TASK INSTRUCTIONS.
Find every line of the listing below where "type" appears, and copy it.

##### WORKING DATA #####

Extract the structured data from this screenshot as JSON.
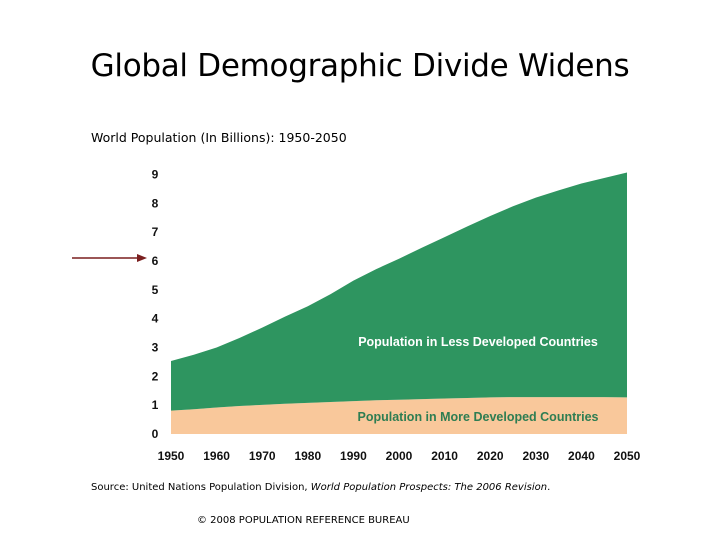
{
  "page": {
    "title": "Global Demographic Divide Widens",
    "source_prefix": "Source: United Nations Population Division, ",
    "source_italic": "World Population Prospects: The 2006 Revision",
    "source_suffix": ".",
    "copyright": "© 2008 POPULATION REFERENCE BUREAU"
  },
  "chart_data": {
    "type": "area",
    "stacked": true,
    "subtitle": "World Population (In Billions): 1950-2050",
    "x": [
      1950,
      1955,
      1960,
      1965,
      1970,
      1975,
      1980,
      1985,
      1990,
      1995,
      2000,
      2005,
      2010,
      2015,
      2020,
      2025,
      2030,
      2035,
      2040,
      2045,
      2050
    ],
    "series": [
      {
        "name": "Population in More Developed Countries",
        "color": "#f9c89b",
        "values": [
          0.81,
          0.86,
          0.92,
          0.97,
          1.01,
          1.05,
          1.08,
          1.11,
          1.14,
          1.17,
          1.19,
          1.21,
          1.23,
          1.25,
          1.27,
          1.28,
          1.28,
          1.28,
          1.28,
          1.28,
          1.27
        ]
      },
      {
        "name": "Population in Less Developed Countries",
        "color": "#2e9560",
        "values": [
          1.72,
          1.89,
          2.08,
          2.36,
          2.68,
          3.02,
          3.35,
          3.74,
          4.18,
          4.55,
          4.89,
          5.25,
          5.6,
          5.95,
          6.29,
          6.62,
          6.92,
          7.17,
          7.41,
          7.6,
          7.8
        ]
      }
    ],
    "x_ticks": [
      "1950",
      "1960",
      "1970",
      "1980",
      "1990",
      "2000",
      "2010",
      "2020",
      "2030",
      "2040",
      "2050"
    ],
    "y_ticks": [
      "0",
      "1",
      "2",
      "3",
      "4",
      "5",
      "6",
      "7",
      "8",
      "9"
    ],
    "xlim": [
      1950,
      2050
    ],
    "ylim": [
      0,
      9.4
    ],
    "grid": false,
    "annotation": {
      "type": "arrow",
      "points_to_y": 6
    }
  }
}
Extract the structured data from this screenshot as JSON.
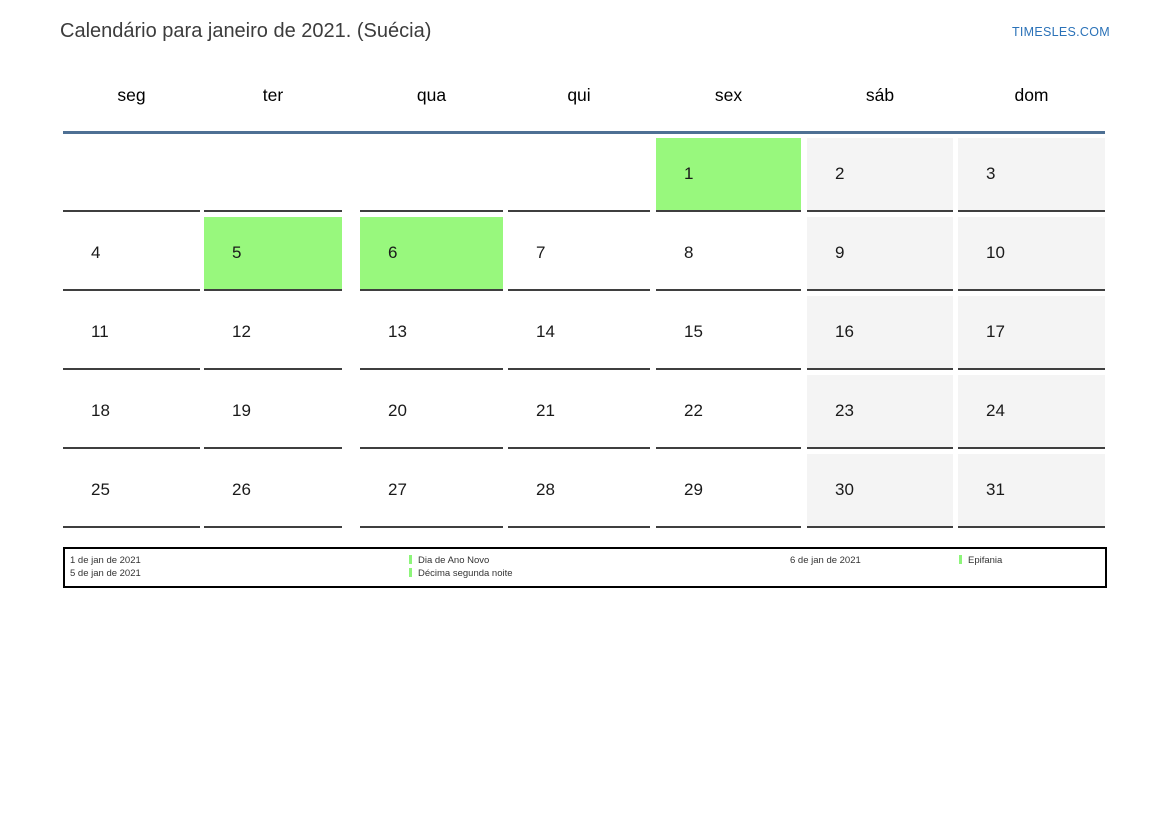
{
  "header": {
    "title": "Calendário para janeiro de 2021. (Suécia)",
    "site": "TIMESLES.COM"
  },
  "weekdays": [
    "seg",
    "ter",
    "qua",
    "qui",
    "sex",
    "sáb",
    "dom"
  ],
  "month": {
    "weeks": [
      [
        "",
        "",
        "",
        "",
        "1",
        "2",
        "3"
      ],
      [
        "4",
        "5",
        "6",
        "7",
        "8",
        "9",
        "10"
      ],
      [
        "11",
        "12",
        "13",
        "14",
        "15",
        "16",
        "17"
      ],
      [
        "18",
        "19",
        "20",
        "21",
        "22",
        "23",
        "24"
      ],
      [
        "25",
        "26",
        "27",
        "28",
        "29",
        "30",
        "31"
      ]
    ],
    "holidays": [
      1,
      5,
      6
    ],
    "weekend_days": [
      2,
      3,
      9,
      10,
      16,
      17,
      23,
      24,
      30,
      31
    ]
  },
  "legend": {
    "groups": [
      {
        "rows": [
          {
            "date": "1 de jan de 2021",
            "name": "Dia de Ano Novo"
          },
          {
            "date": "5 de jan de 2021",
            "name": "Décima segunda noite"
          }
        ]
      },
      {
        "rows": [
          {
            "date": "6 de jan de 2021",
            "name": "Epifania"
          }
        ]
      }
    ]
  },
  "colors": {
    "holiday_cell": "#98f87d",
    "weekend_cell": "#f4f4f4",
    "header_rule": "#4e7094",
    "site_link": "#2b72b8",
    "legend_marker": "#8df57a"
  }
}
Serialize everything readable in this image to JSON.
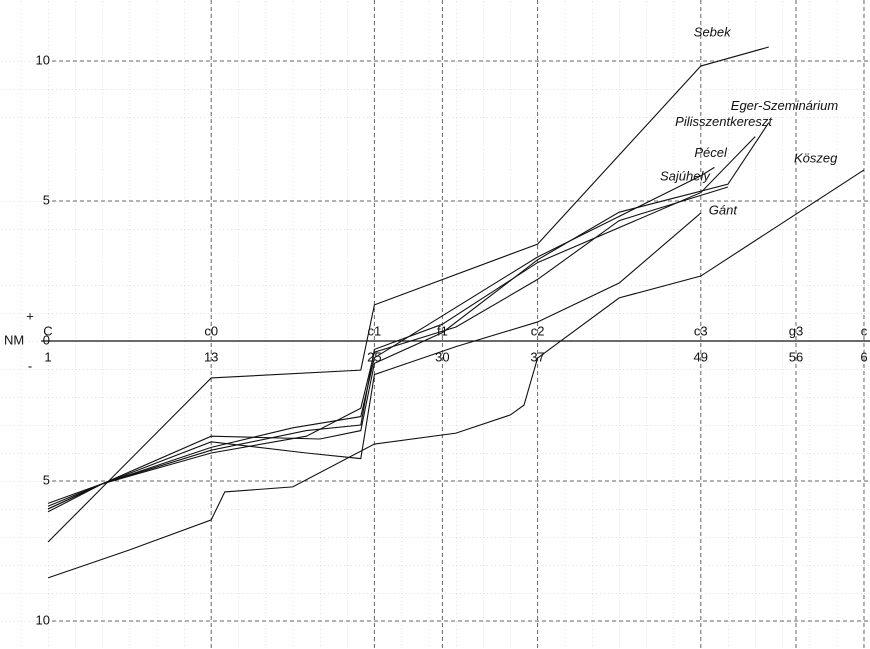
{
  "chart_data": {
    "type": "line",
    "y_axis_label": "NM",
    "y_sign_labels": [
      "+",
      "-"
    ],
    "xlim": [
      0.5,
      61.2
    ],
    "ylim": [
      -10.5,
      10.5
    ],
    "xticks": [
      1,
      13,
      25,
      30,
      37,
      49,
      56,
      {
        "value": 61,
        "label": "6"
      }
    ],
    "note_labels": [
      "C",
      "c0",
      "c1",
      "f1",
      "c2",
      "c3",
      "g3",
      "c"
    ],
    "yticks": [
      10,
      5,
      0,
      {
        "value": -5,
        "label": "5"
      },
      {
        "value": -10,
        "label": "10"
      }
    ],
    "grid": true,
    "series": [
      {
        "name": "Sebek",
        "color": "#111111",
        "x": [
          1,
          13,
          24,
          25,
          37,
          49,
          54
        ],
        "values": [
          -7.18,
          -1.32,
          -1.04,
          1.29,
          3.46,
          9.82,
          10.5
        ]
      },
      {
        "name": "Eger-Szeminárium",
        "color": "#111111",
        "x": [
          1,
          5,
          13,
          21,
          24,
          25,
          30,
          37,
          43,
          51,
          54
        ],
        "values": [
          -5.8,
          -5.1,
          -3.4,
          -3.5,
          -3.2,
          -0.8,
          0.3,
          2.9,
          4.6,
          5.6,
          7.8
        ]
      },
      {
        "name": "Pilisszentkereszt",
        "color": "#111111",
        "x": [
          1,
          5,
          13,
          20,
          24,
          25,
          30,
          37,
          49,
          53
        ],
        "values": [
          -6.0,
          -5.1,
          -3.9,
          -3.2,
          -3.0,
          -0.3,
          0.6,
          2.8,
          5.3,
          7.3
        ]
      },
      {
        "name": "Pécel",
        "color": "#111111",
        "x": [
          1,
          5,
          13,
          19,
          24,
          25,
          30,
          37,
          49,
          50
        ],
        "values": [
          -6.0,
          -5.1,
          -3.8,
          -3.1,
          -2.7,
          -0.6,
          0.9,
          3.0,
          5.9,
          6.2
        ]
      },
      {
        "name": "Sajúhely",
        "color": "#111111",
        "x": [
          1,
          5,
          13,
          20,
          24,
          25,
          31,
          37,
          43,
          51
        ],
        "values": [
          -6.1,
          -5.1,
          -4.0,
          -3.4,
          -2.4,
          -0.4,
          0.5,
          2.2,
          4.3,
          5.5
        ]
      },
      {
        "name": "Gánt",
        "color": "#111111",
        "x": [
          1,
          5,
          13,
          20,
          24,
          25,
          31,
          37,
          43,
          49
        ],
        "values": [
          -5.9,
          -5.1,
          -3.6,
          -4.0,
          -4.2,
          -1.2,
          -0.2,
          0.68,
          2.07,
          4.57
        ]
      },
      {
        "name": "Köszeg",
        "color": "#111111",
        "x": [
          1,
          7,
          13,
          14,
          19,
          25,
          31,
          35,
          36,
          37,
          43,
          49,
          61
        ],
        "values": [
          -8.46,
          -7.46,
          -6.39,
          -5.39,
          -5.21,
          -3.68,
          -3.29,
          -2.64,
          -2.29,
          -0.61,
          1.54,
          2.32,
          6.11
        ]
      }
    ]
  }
}
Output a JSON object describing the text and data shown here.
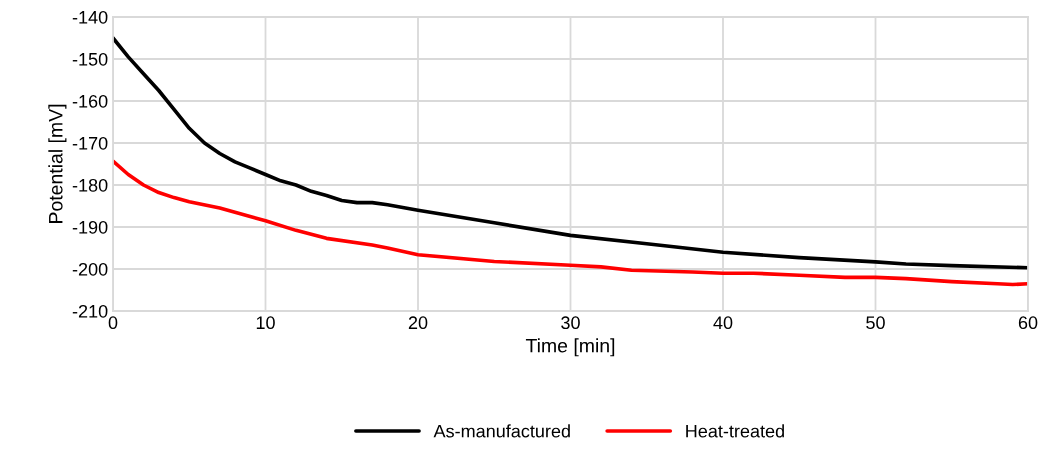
{
  "chart_data": {
    "type": "line",
    "xlabel": "Time [min]",
    "ylabel": "Potential [mV]",
    "xlim": [
      0,
      60
    ],
    "xticks": [
      0,
      10,
      20,
      30,
      40,
      50,
      60
    ],
    "ylim": [
      -210,
      -140
    ],
    "yticks": [
      -210,
      -200,
      -190,
      -180,
      -170,
      -160,
      -150,
      -140
    ],
    "grid": true,
    "legend": "bottom",
    "marker": "none",
    "line_style": "solid",
    "series": [
      {
        "name": "As-manufactured",
        "color": "#000000",
        "x": [
          0,
          1,
          2,
          3,
          4,
          5,
          6,
          7,
          8,
          9,
          10,
          11,
          12,
          13,
          14,
          15,
          16,
          17,
          18,
          20,
          25,
          30,
          35,
          40,
          45,
          50,
          52,
          55,
          60
        ],
        "values": [
          -145,
          -149.5,
          -153.5,
          -157.5,
          -162,
          -166.5,
          -170,
          -172.5,
          -174.5,
          -176,
          -177.5,
          -179,
          -180,
          -181.5,
          -182.5,
          -183.7,
          -184.2,
          -184.2,
          -184.7,
          -186,
          -189,
          -192,
          -194,
          -196,
          -197.3,
          -198.3,
          -198.8,
          -199.2,
          -199.7
        ]
      },
      {
        "name": "Heat-treated",
        "color": "#ff0000",
        "x": [
          0,
          1,
          2,
          3,
          4,
          5,
          7,
          10,
          12,
          14,
          17,
          18,
          20,
          25,
          30,
          32,
          34,
          38,
          40,
          42,
          45,
          48,
          50,
          52,
          55,
          58,
          59,
          60
        ],
        "values": [
          -174.3,
          -177.5,
          -180,
          -181.8,
          -183,
          -184,
          -185.5,
          -188.5,
          -190.8,
          -192.7,
          -194.3,
          -195,
          -196.6,
          -198.2,
          -199.1,
          -199.5,
          -200.3,
          -200.7,
          -201,
          -201,
          -201.5,
          -202,
          -202,
          -202.3,
          -203,
          -203.5,
          -203.7,
          -203.5
        ]
      }
    ]
  }
}
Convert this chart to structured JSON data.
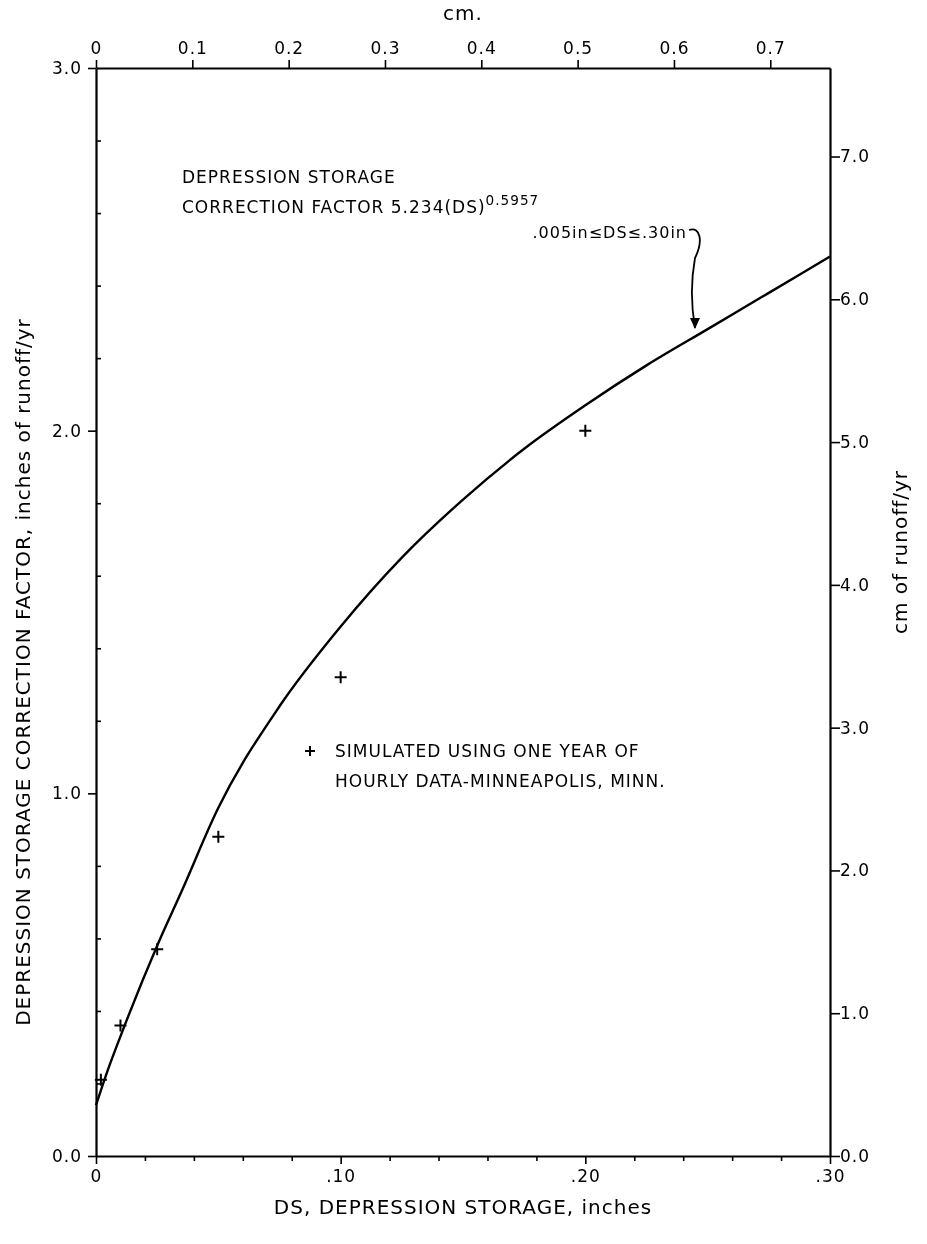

#####

RESULT OF THE EXERCISE.
    "type": "area",
      "type": "arrow",
    "type": "line",
    "type": "line",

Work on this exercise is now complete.